Collected data entries:

↓↓↓

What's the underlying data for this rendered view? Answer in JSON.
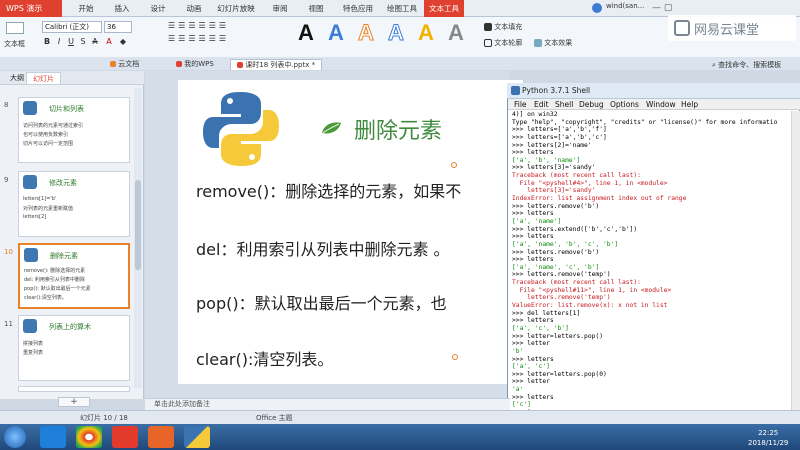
{
  "app": {
    "name": "WPS 演示",
    "menu_tabs": [
      "开始",
      "插入",
      "设计",
      "动画",
      "幻灯片放映",
      "审阅",
      "视图",
      "特色应用",
      "绘图工具",
      "文本工具"
    ],
    "user": "wind(san...",
    "netease": "网易云课堂"
  },
  "ribbon": {
    "text_box_label": "文本框",
    "font_name": "Calibri (正文)",
    "font_size": "36",
    "text_fill": "文本填充",
    "text_outline": "文本轮廓",
    "text_effect": "文本效果",
    "find_label": "查找命令、搜索模板"
  },
  "doc_tabs": [
    "云文档",
    "我的WPS",
    "课时18 列表中.pptx *"
  ],
  "left_pane": {
    "tabs": [
      "大纲",
      "幻灯片"
    ],
    "slides": [
      {
        "num": "8",
        "title": "切片和列表",
        "lines": [
          "访问列表的元素可通过索引",
          "也可以使用负数索引",
          "切片可以访问一定范围"
        ]
      },
      {
        "num": "9",
        "title": "修改元素",
        "lines": [
          "letters[1]='b'",
          "对列表的元素重新赋值",
          "letters[2]"
        ]
      },
      {
        "num": "10",
        "title": "删除元素",
        "lines": [
          "remove(): 删除选择的元素",
          "del: 利用索引从列表中删除",
          "pop(): 默认取出最后一个元素",
          "clear():清空列表。"
        ]
      },
      {
        "num": "11",
        "title": "列表上的算术",
        "lines": [
          "拼接列表",
          "重复列表"
        ]
      }
    ],
    "add_slide": "+"
  },
  "slide": {
    "heading": "删除元素",
    "bullets": [
      "remove()：删除选择的元素，如果不",
      "del：利用索引从列表中删除元素  。",
      "pop()：默认取出最后一个元素，也",
      "clear():清空列表。"
    ]
  },
  "shell": {
    "title": "Python 3.7.1 Shell",
    "menu": [
      "File",
      "Edit",
      "Shell",
      "Debug",
      "Options",
      "Window",
      "Help"
    ],
    "lines": [
      {
        "t": "4)] on win32",
        "c": ""
      },
      {
        "t": "Type \"help\", \"copyright\", \"credits\" or \"license()\" for more informatio",
        "c": ""
      },
      {
        "t": ">>> letters=['a','b','f']",
        "c": ""
      },
      {
        "t": ">>> letters=['a','b','c']",
        "c": ""
      },
      {
        "t": ">>> letters[2]='name'",
        "c": ""
      },
      {
        "t": ">>> letters",
        "c": ""
      },
      {
        "t": "['a', 'b', 'name']",
        "c": "str"
      },
      {
        "t": ">>> letters[3]='sandy'",
        "c": ""
      },
      {
        "t": "Traceback (most recent call last):",
        "c": "err"
      },
      {
        "t": "  File \"<pyshell#4>\", line 1, in <module>",
        "c": "err"
      },
      {
        "t": "    letters[3]='sandy'",
        "c": "err"
      },
      {
        "t": "IndexError: list assignment index out of range",
        "c": "err"
      },
      {
        "t": ">>> letters.remove('b')",
        "c": ""
      },
      {
        "t": ">>> letters",
        "c": ""
      },
      {
        "t": "['a', 'name']",
        "c": "str"
      },
      {
        "t": ">>> letters.extend(['b','c','b'])",
        "c": ""
      },
      {
        "t": ">>> letters",
        "c": ""
      },
      {
        "t": "['a', 'name', 'b', 'c', 'b']",
        "c": "str"
      },
      {
        "t": ">>> letters.remove('b')",
        "c": ""
      },
      {
        "t": ">>> letters",
        "c": ""
      },
      {
        "t": "['a', 'name', 'c', 'b']",
        "c": "str"
      },
      {
        "t": ">>> letters.remove('temp')",
        "c": ""
      },
      {
        "t": "Traceback (most recent call last):",
        "c": "err"
      },
      {
        "t": "  File \"<pyshell#11>\", line 1, in <module>",
        "c": "err"
      },
      {
        "t": "    letters.remove('temp')",
        "c": "err"
      },
      {
        "t": "ValueError: list.remove(x): x not in list",
        "c": "err"
      },
      {
        "t": ">>> del letters[1]",
        "c": ""
      },
      {
        "t": ">>> letters",
        "c": ""
      },
      {
        "t": "['a', 'c', 'b']",
        "c": "str"
      },
      {
        "t": ">>> letter=letters.pop()",
        "c": ""
      },
      {
        "t": ">>> letter",
        "c": ""
      },
      {
        "t": "'b'",
        "c": "str"
      },
      {
        "t": ">>> letters",
        "c": ""
      },
      {
        "t": "['a', 'c']",
        "c": "str"
      },
      {
        "t": ">>> letter=letters.pop(0)",
        "c": ""
      },
      {
        "t": ">>> letter",
        "c": ""
      },
      {
        "t": "'a'",
        "c": "str"
      },
      {
        "t": ">>> letters",
        "c": ""
      },
      {
        "t": "['c']",
        "c": "str"
      },
      {
        "t": ">>> |",
        "c": ""
      }
    ]
  },
  "notes_placeholder": "单击此处添加备注",
  "status": {
    "slide_counter": "幻灯片 10 / 18",
    "theme": "Office 主题"
  },
  "clock": {
    "time": "22:25",
    "date": "2018/11/29"
  },
  "colors": {
    "wps_red": "#e0402f",
    "heading_green": "#3f8a3f",
    "selection_orange": "#e8832a",
    "error_red": "#c8191e",
    "string_green": "#0a8a0a"
  }
}
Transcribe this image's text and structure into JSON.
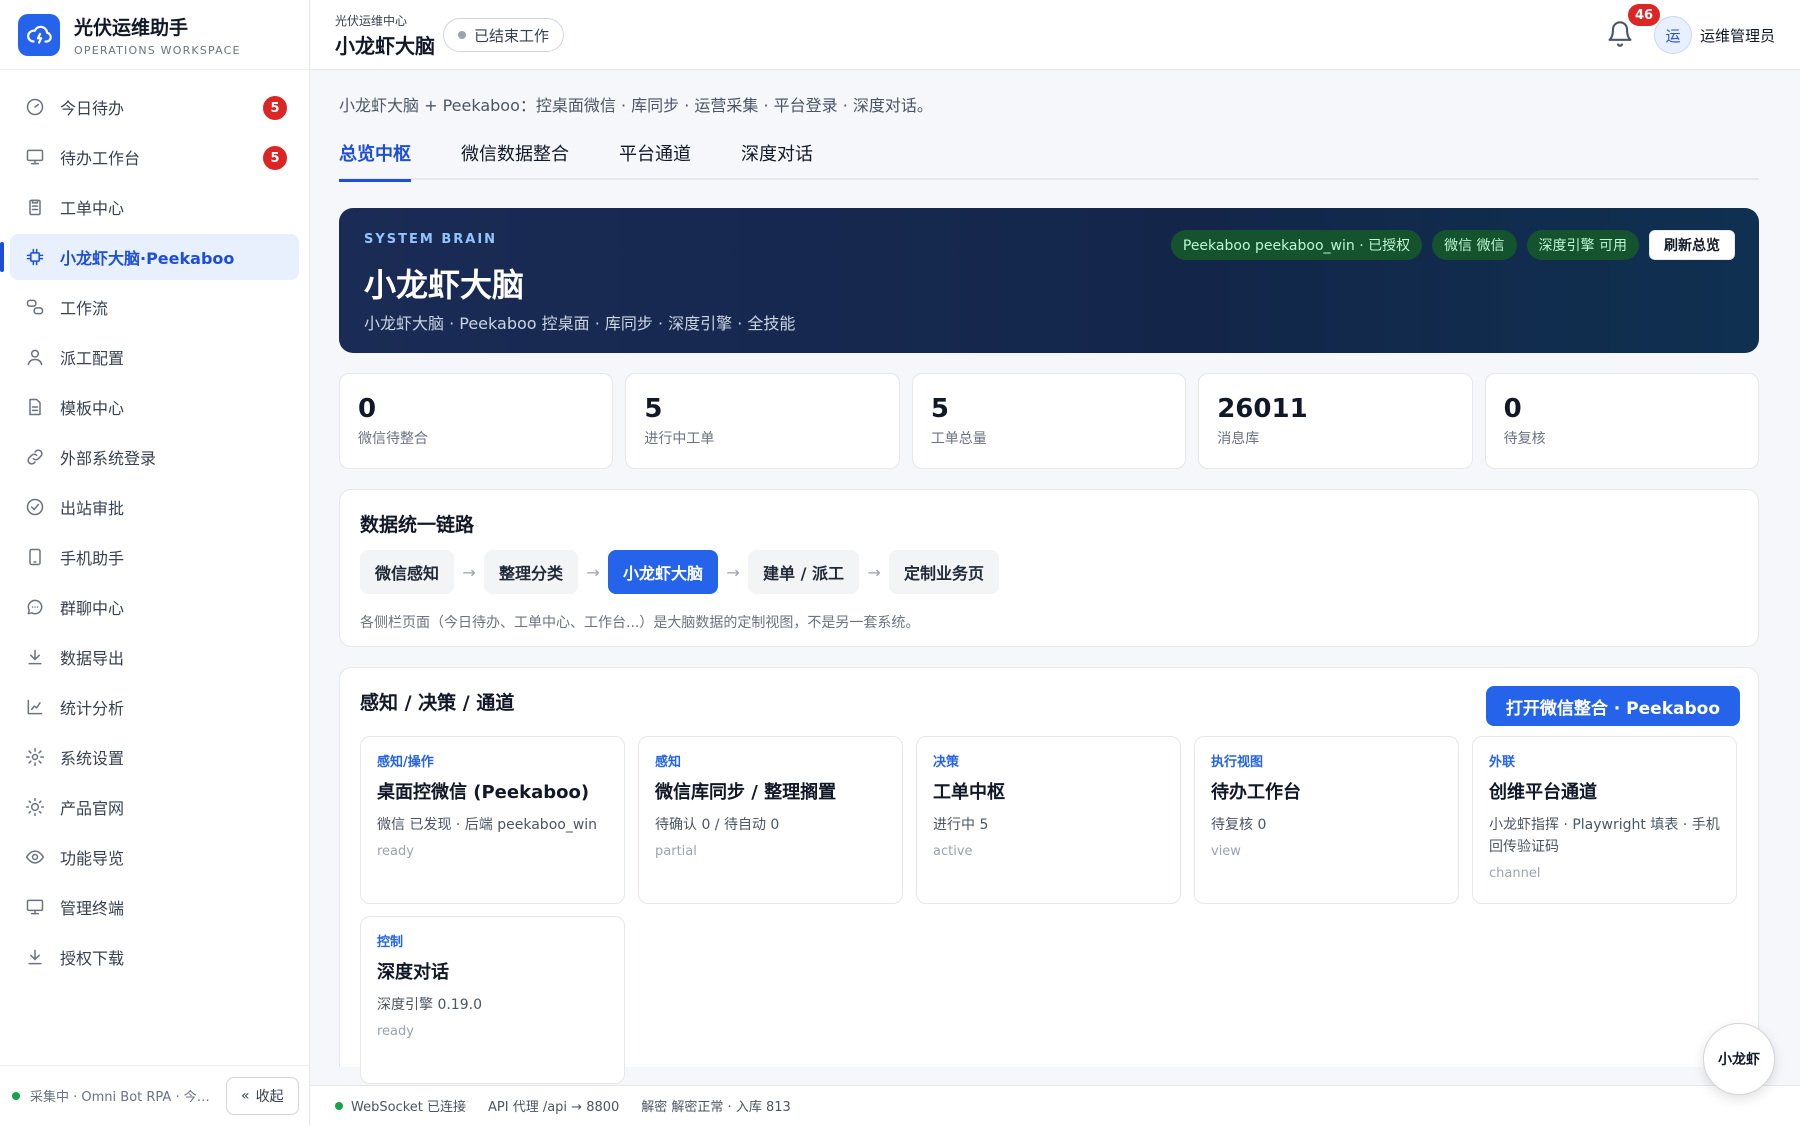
{
  "brand": {
    "title": "光伏运维助手",
    "subtitle": "OPERATIONS WORKSPACE"
  },
  "sidebar": {
    "items": [
      {
        "label": "今日待办",
        "icon": "gauge-icon",
        "badge": "5"
      },
      {
        "label": "待办工作台",
        "icon": "monitor-icon",
        "badge": "5"
      },
      {
        "label": "工单中心",
        "icon": "clipboard-icon"
      },
      {
        "label": "小龙虾大脑·Peekaboo",
        "icon": "chip-icon",
        "active": true
      },
      {
        "label": "工作流",
        "icon": "workflow-icon"
      },
      {
        "label": "派工配置",
        "icon": "user-icon"
      },
      {
        "label": "模板中心",
        "icon": "document-icon"
      },
      {
        "label": "外部系统登录",
        "icon": "link-icon"
      },
      {
        "label": "出站审批",
        "icon": "check-circle-icon"
      },
      {
        "label": "手机助手",
        "icon": "phone-icon"
      },
      {
        "label": "群聊中心",
        "icon": "chat-icon"
      },
      {
        "label": "数据导出",
        "icon": "download-icon"
      },
      {
        "label": "统计分析",
        "icon": "chart-icon"
      },
      {
        "label": "系统设置",
        "icon": "gear-icon"
      },
      {
        "label": "产品官网",
        "icon": "sun-icon"
      },
      {
        "label": "功能导览",
        "icon": "eye-icon"
      },
      {
        "label": "管理终端",
        "icon": "monitor-icon"
      },
      {
        "label": "授权下载",
        "icon": "download-icon"
      }
    ],
    "footer_status": "采集中 · Omni Bot RPA · 今日...",
    "collapse_label": "收起"
  },
  "header": {
    "crumb": "光伏运维中心",
    "title": "小龙虾大脑",
    "state": "已结束工作",
    "notification_count": "46",
    "avatar_text": "运",
    "user_name": "运维管理员"
  },
  "main": {
    "intro": "小龙虾大脑 + Peekaboo：控桌面微信 · 库同步 · 运营采集 · 平台登录 · 深度对话。",
    "tabs": [
      {
        "label": "总览中枢",
        "active": true
      },
      {
        "label": "微信数据整合"
      },
      {
        "label": "平台通道"
      },
      {
        "label": "深度对话"
      }
    ],
    "hero": {
      "eyebrow": "SYSTEM BRAIN",
      "title": "小龙虾大脑",
      "subtitle": "小龙虾大脑 · Peekaboo 控桌面 · 库同步 · 深度引擎 · 全技能",
      "pills": [
        "Peekaboo peekaboo_win · 已授权",
        "微信 微信",
        "深度引擎 可用"
      ],
      "refresh_label": "刷新总览"
    },
    "stats": [
      {
        "value": "0",
        "label": "微信待整合"
      },
      {
        "value": "5",
        "label": "进行中工单"
      },
      {
        "value": "5",
        "label": "工单总量"
      },
      {
        "value": "26011",
        "label": "消息库"
      },
      {
        "value": "0",
        "label": "待复核"
      }
    ],
    "pipeline": {
      "title": "数据统一链路",
      "steps": [
        "微信感知",
        "整理分类",
        "小龙虾大脑",
        "建单 / 派工",
        "定制业务页"
      ],
      "arrow": "→",
      "note": "各侧栏页面（今日待办、工单中心、工作台...）是大脑数据的定制视图，不是另一套系统。"
    },
    "modules": {
      "title": "感知 / 决策 / 通道",
      "open_label": "打开微信整合 · Peekaboo",
      "items": [
        {
          "tag": "感知/操作",
          "title": "桌面控微信 (Peekaboo)",
          "desc": "微信 已发现 · 后端 peekaboo_win",
          "state": "ready"
        },
        {
          "tag": "感知",
          "title": "微信库同步 / 整理搁置",
          "desc": "待确认 0 / 待自动 0",
          "state": "partial"
        },
        {
          "tag": "决策",
          "title": "工单中枢",
          "desc": "进行中 5",
          "state": "active"
        },
        {
          "tag": "执行视图",
          "title": "待办工作台",
          "desc": "待复核 0",
          "state": "view"
        },
        {
          "tag": "外联",
          "title": "创维平台通道",
          "desc": "小龙虾指挥 · Playwright 填表 · 手机回传验证码",
          "state": "channel"
        },
        {
          "tag": "控制",
          "title": "深度对话",
          "desc": "深度引擎 0.19.0",
          "state": "ready"
        }
      ]
    }
  },
  "statusbar": {
    "websocket": "WebSocket 已连接",
    "api": "API 代理 /api → 8800",
    "decrypt": "解密 解密正常 · 入库 813"
  },
  "fab_label": "小龙虾"
}
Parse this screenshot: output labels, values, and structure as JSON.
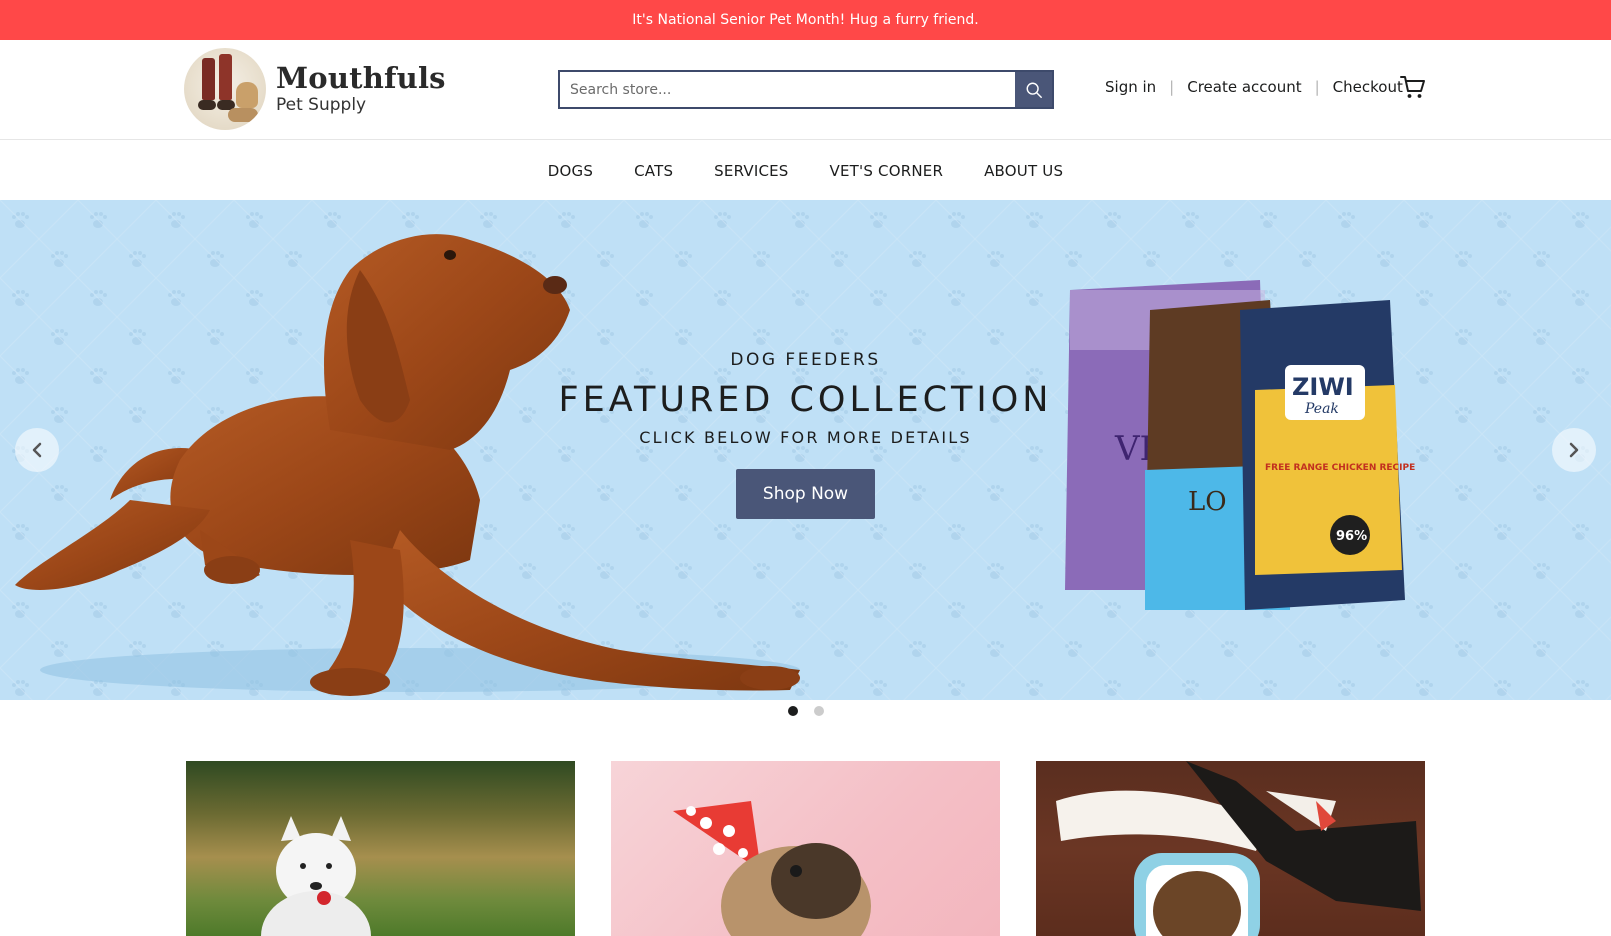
{
  "announcement": {
    "text": "It's National Senior Pet Month! Hug a furry friend."
  },
  "header": {
    "logo_title": "Mouthfuls",
    "logo_subtitle": "Pet Supply",
    "search": {
      "placeholder": "Search store..."
    },
    "account_links": {
      "sign_in": "Sign in",
      "create_account": "Create account",
      "checkout": "Checkout"
    }
  },
  "nav": {
    "items": [
      {
        "label": "DOGS"
      },
      {
        "label": "CATS"
      },
      {
        "label": "SERVICES"
      },
      {
        "label": "VET'S CORNER"
      },
      {
        "label": "ABOUT US"
      }
    ]
  },
  "hero": {
    "subtitle": "DOG FEEDERS",
    "title": "FEATURED COLLECTION",
    "cta_text": "CLICK BELOW FOR MORE DETAILS",
    "button_label": "Shop Now",
    "bag_labels": {
      "bag1": "VE",
      "bag2": "LO",
      "bag3_brand": "ZIWI",
      "bag3_line": "Peak",
      "bag3_recipe": "FREE RANGE CHICKEN RECIPE",
      "bag3_badge": "96%"
    },
    "slides": {
      "count": 2,
      "active": 1
    }
  },
  "colors": {
    "announcement_bg": "#ff4848",
    "accent": "#4a5678",
    "hero_bg": "#bfe0f6"
  },
  "icons": [
    "search-icon",
    "cart-icon",
    "chevron-left-icon",
    "chevron-right-icon"
  ]
}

↑↑↑

Your task: Take the line containing "Parse this screenshot: output" as the first line and the last line of the data above as the final one, and output exactly the lines between them, inclusive, with no pictures.

Solved problem:
Parse this screenshot: output labels, values, and structure as JSON.
{
  "announcement": {
    "text": "It's National Senior Pet Month! Hug a furry friend."
  },
  "header": {
    "logo_title": "Mouthfuls",
    "logo_subtitle": "Pet Supply",
    "search": {
      "placeholder": "Search store..."
    },
    "account_links": {
      "sign_in": "Sign in",
      "create_account": "Create account",
      "checkout": "Checkout"
    }
  },
  "nav": {
    "items": [
      {
        "label": "DOGS"
      },
      {
        "label": "CATS"
      },
      {
        "label": "SERVICES"
      },
      {
        "label": "VET'S CORNER"
      },
      {
        "label": "ABOUT US"
      }
    ]
  },
  "hero": {
    "subtitle": "DOG FEEDERS",
    "title": "FEATURED COLLECTION",
    "cta_text": "CLICK BELOW FOR MORE DETAILS",
    "button_label": "Shop Now",
    "bag_labels": {
      "bag1": "VE",
      "bag2": "LO",
      "bag3_brand": "ZIWI",
      "bag3_line": "Peak",
      "bag3_recipe": "FREE RANGE CHICKEN RECIPE",
      "bag3_badge": "96%"
    },
    "slides": {
      "count": 2,
      "active": 1
    }
  },
  "colors": {
    "announcement_bg": "#ff4848",
    "accent": "#4a5678",
    "hero_bg": "#bfe0f6"
  },
  "icons": [
    "search-icon",
    "cart-icon",
    "chevron-left-icon",
    "chevron-right-icon"
  ]
}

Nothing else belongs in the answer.